--- Stated problem ---
Copy every line in the records below that contains the word "应傍战场开".

########################################

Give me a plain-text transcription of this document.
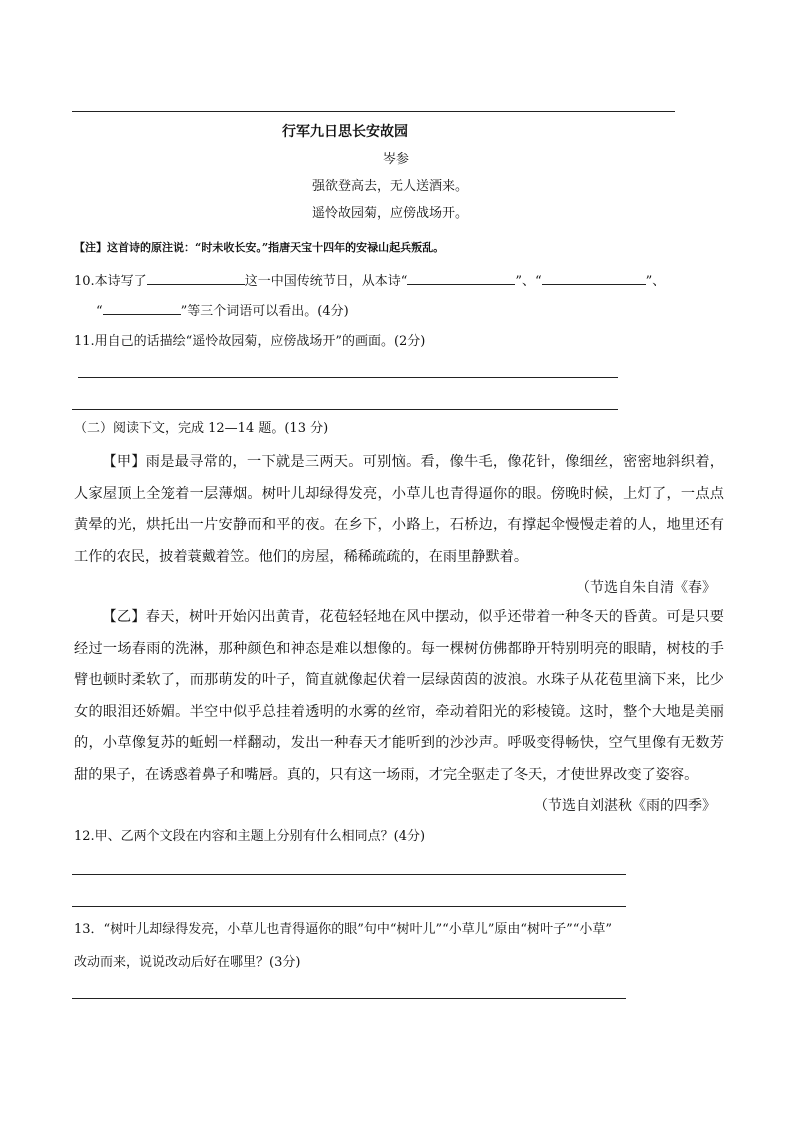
行军九日思长安故园
岑参
强欲登高去，无人送酒来。
遥怜故园菊，应傍战场开。
【注】这首诗的原注说：“时未收长安。”指唐天宝十四年的安禄山起兵叛乱。
10.本诗写了	这一中国传统节日，从本诗“	”、“	”、
“	”等三个词语可以看出。(4分)
11.用自己的话描绘“遥怜故园菊，应傍战场开”的画面。(2分)
（二）阅读下文，完成 12—14 题。(13 分)
【甲】雨是最寻常的，一下就是三两天。可别恼。看，像牛毛，像花针，像细丝，密密地斜织着，人家屋顶上全笼着一层薄烟。树叶儿却绿得发亮，小草儿也青得逼你的眼。傍晚时候，上灯了，一点点黄晕的光，烘托出一片安静而和平的夜。在乡下，小路上，石桥边，有撑起伞慢慢走着的人，地里还有工作的农民，披着蓑戴着笠。他们的房屋，稀稀疏疏的，在雨里静默着。
（节选自朱自清《春》
【乙】春天，树叶开始闪出黄青，花苞轻轻地在风中摆动，似乎还带着一种冬天的昏黄。可是只要经过一场春雨的洗淋，那种颜色和神态是难以想像的。每一棵树仿佛都睁开特别明亮的眼睛，树枝的手臂也顿时柔软了，而那萌发的叶子，简直就像起伏着一层绿茵茵的波浪。水珠子从花苞里滴下来，比少女的眼泪还娇媚。半空中似乎总挂着透明的水雾的丝帘，牵动着阳光的彩棱镜。这时，整个大地是美丽的，小草像复苏的蚯蚓一样翻动，发出一种春天才能听到的沙沙声。呼吸变得畅快，空气里像有无数芳甜的果子，在诱惑着鼻子和嘴唇。真的，只有这一场雨，才完全驱走了冬天，才使世界改变了姿容。
（节选自刘湛秋《雨的四季》
12.甲、乙两个文段在内容和主题上分别有什么相同点？(4分)
13．“树叶儿却绿得发亮，小草儿也青得逼你的眼”句中“树叶儿”“小草儿”原由“树叶子”“小草”
改动而来，说说改动后好在哪里？(3分)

########################################

--- Result ---
遥怜故园菊，应傍战场开。
11.用自己的话描绘“遥怜故园菊，应傍战场开”的画面。(2分)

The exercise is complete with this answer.